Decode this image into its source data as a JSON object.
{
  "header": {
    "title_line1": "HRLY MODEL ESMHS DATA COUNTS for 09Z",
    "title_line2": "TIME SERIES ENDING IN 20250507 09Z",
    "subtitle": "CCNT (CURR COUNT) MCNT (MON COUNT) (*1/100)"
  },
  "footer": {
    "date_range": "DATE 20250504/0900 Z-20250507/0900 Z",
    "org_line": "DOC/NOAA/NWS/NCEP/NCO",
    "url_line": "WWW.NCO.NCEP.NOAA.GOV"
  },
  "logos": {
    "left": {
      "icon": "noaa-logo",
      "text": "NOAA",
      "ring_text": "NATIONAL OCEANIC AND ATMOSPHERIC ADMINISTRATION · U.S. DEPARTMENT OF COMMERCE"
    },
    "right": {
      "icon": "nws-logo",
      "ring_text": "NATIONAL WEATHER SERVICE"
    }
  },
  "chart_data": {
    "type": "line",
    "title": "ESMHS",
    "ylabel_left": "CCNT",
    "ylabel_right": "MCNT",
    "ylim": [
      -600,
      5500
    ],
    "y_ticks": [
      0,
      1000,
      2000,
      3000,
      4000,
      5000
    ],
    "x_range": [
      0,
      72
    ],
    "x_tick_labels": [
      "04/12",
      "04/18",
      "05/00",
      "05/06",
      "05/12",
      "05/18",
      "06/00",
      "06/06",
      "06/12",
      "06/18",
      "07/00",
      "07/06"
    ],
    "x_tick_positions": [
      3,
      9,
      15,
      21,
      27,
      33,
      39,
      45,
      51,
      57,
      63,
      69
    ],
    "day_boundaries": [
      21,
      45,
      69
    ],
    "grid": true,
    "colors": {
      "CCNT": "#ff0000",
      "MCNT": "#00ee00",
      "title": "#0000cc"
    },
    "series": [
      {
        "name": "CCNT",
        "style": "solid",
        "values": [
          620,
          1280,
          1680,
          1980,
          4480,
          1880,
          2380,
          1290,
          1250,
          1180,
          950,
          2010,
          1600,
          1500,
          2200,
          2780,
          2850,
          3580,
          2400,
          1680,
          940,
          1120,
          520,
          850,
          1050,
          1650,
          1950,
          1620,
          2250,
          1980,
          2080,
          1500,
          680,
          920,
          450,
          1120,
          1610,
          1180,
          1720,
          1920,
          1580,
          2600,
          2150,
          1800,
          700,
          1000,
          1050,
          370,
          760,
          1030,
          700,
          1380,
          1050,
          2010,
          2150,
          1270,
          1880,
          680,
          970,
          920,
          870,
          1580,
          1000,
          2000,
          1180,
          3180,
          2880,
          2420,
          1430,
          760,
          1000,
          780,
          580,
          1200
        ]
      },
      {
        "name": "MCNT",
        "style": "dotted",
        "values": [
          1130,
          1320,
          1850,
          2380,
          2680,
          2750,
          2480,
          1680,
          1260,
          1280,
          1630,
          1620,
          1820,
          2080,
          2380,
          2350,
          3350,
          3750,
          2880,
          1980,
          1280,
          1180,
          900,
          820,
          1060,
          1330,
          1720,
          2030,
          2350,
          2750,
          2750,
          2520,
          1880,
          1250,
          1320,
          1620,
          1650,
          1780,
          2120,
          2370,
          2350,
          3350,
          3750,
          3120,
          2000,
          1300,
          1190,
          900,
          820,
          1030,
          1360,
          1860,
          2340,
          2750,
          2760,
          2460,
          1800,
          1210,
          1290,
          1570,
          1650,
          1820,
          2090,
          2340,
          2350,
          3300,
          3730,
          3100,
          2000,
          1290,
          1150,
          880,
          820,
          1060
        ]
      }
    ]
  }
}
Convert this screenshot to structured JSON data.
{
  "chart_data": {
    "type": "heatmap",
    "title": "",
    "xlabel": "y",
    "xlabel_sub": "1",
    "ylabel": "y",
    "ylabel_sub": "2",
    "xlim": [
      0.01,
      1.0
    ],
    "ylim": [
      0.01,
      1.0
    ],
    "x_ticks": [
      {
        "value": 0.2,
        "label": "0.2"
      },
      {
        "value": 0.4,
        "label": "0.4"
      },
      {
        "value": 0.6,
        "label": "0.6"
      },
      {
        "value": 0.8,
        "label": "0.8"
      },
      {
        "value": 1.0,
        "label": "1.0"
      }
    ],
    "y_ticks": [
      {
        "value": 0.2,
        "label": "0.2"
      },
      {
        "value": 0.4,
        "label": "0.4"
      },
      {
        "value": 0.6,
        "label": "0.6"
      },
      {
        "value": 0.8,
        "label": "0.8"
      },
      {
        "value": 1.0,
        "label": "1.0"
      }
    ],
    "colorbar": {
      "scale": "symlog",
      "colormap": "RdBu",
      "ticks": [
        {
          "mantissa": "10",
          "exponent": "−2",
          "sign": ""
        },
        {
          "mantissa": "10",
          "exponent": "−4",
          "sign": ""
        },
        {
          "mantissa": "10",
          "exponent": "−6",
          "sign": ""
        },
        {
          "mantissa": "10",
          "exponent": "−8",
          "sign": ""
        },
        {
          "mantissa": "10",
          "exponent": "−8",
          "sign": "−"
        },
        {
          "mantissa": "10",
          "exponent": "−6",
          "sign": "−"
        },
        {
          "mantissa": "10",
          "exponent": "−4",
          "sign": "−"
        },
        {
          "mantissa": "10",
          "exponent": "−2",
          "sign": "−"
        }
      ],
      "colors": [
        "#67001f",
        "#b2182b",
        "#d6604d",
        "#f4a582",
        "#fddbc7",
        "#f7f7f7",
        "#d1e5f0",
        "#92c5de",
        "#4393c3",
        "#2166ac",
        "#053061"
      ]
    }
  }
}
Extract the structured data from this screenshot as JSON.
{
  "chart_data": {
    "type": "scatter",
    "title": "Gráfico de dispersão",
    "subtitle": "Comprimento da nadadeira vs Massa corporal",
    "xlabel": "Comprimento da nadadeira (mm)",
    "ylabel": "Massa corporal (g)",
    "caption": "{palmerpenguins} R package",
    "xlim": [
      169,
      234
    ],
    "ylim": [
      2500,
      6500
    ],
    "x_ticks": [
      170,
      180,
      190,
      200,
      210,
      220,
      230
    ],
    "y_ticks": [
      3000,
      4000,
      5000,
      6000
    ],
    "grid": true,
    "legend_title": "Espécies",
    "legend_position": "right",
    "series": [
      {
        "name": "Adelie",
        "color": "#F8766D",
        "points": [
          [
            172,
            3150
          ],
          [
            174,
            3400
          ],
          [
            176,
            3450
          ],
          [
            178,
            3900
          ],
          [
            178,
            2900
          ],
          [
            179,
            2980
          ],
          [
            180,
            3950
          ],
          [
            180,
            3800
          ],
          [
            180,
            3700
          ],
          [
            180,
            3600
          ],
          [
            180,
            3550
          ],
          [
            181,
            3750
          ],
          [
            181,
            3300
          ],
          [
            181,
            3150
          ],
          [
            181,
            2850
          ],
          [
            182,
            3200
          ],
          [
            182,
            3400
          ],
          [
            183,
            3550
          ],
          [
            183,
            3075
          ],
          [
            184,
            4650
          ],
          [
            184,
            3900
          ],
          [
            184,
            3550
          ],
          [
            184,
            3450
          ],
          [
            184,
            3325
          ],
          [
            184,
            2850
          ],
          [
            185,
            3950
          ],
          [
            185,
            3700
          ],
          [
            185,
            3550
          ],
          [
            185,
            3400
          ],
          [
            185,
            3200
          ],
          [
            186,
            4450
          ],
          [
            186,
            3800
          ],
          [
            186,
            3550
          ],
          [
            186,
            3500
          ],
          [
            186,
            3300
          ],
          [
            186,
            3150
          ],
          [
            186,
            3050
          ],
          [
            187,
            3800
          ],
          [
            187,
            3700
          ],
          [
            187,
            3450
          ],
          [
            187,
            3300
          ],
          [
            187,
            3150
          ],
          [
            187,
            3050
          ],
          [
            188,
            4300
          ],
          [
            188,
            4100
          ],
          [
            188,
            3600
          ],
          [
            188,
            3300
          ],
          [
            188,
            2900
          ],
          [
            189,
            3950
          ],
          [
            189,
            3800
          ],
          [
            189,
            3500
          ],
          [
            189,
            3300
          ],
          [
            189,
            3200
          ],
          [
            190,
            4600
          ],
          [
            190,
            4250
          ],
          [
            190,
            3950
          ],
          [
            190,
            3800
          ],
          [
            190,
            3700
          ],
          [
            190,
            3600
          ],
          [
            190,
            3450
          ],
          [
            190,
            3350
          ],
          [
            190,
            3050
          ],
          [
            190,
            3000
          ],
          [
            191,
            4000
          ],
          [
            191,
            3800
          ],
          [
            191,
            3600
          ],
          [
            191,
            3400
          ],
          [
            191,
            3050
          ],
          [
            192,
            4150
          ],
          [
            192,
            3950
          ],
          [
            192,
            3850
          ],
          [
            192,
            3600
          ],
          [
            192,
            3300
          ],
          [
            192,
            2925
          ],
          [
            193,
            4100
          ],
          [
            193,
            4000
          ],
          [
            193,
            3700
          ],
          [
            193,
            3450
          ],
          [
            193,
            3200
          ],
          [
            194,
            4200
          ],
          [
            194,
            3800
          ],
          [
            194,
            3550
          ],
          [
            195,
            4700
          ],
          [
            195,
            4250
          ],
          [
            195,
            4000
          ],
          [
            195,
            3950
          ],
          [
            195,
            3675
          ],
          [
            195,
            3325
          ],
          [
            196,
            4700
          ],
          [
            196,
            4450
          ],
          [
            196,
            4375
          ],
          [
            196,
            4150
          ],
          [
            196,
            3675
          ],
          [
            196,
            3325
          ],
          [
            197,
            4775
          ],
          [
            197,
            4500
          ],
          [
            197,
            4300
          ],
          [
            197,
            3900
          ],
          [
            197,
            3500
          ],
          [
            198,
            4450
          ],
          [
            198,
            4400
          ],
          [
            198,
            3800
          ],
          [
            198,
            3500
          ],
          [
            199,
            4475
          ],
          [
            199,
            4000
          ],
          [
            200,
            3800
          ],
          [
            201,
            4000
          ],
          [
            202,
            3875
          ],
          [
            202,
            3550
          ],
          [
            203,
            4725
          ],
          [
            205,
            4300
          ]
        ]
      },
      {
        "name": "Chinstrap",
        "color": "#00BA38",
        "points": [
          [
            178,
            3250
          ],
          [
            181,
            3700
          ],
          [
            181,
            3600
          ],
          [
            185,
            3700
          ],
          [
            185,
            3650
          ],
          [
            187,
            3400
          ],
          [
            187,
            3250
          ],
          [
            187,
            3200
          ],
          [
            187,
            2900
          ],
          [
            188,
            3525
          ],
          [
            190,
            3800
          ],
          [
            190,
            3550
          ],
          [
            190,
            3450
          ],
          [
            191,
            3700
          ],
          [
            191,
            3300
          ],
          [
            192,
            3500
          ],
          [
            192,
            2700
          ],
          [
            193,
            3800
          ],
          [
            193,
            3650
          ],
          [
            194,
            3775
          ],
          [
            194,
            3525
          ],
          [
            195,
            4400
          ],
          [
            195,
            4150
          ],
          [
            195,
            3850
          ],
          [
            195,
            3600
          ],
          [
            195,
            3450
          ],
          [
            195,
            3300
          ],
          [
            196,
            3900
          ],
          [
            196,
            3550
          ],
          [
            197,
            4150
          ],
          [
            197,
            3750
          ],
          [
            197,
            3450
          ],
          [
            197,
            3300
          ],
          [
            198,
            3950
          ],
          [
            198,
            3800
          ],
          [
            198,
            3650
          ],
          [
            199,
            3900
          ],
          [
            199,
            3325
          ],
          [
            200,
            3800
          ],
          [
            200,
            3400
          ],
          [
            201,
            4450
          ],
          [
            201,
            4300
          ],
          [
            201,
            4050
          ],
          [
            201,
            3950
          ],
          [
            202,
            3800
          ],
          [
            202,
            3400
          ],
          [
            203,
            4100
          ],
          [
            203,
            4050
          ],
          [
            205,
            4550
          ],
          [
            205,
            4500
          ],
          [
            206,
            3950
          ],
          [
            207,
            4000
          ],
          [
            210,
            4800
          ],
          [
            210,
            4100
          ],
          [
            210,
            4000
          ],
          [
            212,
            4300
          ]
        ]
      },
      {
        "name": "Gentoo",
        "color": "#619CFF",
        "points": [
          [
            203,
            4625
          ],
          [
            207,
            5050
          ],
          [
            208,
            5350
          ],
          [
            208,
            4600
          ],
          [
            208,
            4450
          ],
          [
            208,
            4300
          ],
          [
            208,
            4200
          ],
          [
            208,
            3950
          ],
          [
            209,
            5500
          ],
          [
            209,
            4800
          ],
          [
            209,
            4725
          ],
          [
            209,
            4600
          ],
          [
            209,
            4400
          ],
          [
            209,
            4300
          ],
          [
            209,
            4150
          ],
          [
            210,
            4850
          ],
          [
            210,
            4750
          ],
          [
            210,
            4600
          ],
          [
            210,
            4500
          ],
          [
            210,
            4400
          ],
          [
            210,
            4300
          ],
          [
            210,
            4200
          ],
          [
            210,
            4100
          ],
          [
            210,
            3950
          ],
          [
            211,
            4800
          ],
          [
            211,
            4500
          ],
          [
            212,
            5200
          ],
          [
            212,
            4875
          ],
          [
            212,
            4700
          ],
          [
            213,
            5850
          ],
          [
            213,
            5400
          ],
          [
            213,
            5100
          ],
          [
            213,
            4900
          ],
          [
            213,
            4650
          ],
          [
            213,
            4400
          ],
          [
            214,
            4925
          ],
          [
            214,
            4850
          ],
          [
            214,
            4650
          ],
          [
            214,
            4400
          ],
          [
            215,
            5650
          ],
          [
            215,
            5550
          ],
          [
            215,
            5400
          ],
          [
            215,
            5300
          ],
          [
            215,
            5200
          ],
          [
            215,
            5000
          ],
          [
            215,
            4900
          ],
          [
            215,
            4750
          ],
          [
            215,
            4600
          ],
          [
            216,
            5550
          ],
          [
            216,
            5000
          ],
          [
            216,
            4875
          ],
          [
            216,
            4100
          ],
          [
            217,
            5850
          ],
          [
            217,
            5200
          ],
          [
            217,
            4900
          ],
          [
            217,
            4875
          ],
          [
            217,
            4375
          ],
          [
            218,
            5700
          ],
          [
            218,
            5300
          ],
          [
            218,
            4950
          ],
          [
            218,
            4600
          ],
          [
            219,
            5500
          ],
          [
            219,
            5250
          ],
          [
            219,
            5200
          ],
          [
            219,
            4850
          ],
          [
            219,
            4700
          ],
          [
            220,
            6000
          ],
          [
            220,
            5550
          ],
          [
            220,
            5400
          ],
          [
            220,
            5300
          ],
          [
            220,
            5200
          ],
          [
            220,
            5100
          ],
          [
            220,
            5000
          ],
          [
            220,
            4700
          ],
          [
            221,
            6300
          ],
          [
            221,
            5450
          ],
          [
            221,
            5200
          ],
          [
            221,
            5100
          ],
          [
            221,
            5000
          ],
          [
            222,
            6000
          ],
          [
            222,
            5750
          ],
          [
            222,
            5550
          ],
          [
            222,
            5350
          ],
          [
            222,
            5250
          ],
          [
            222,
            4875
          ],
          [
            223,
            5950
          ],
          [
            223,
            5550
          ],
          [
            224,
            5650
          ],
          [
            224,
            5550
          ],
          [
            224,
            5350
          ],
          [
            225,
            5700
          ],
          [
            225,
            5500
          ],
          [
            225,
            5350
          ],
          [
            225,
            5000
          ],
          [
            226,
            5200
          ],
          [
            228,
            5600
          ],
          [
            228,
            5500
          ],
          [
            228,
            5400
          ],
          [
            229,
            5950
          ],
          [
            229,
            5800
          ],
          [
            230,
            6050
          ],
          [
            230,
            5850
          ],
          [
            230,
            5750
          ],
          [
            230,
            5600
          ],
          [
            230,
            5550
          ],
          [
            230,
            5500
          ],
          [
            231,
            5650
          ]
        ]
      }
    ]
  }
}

## The task
Find the lines above that contain the word "screenshot" and collect them.

## Written answer
Convert this screenshot to structured JSON data.
Extract the structured data from this screenshot as JSON.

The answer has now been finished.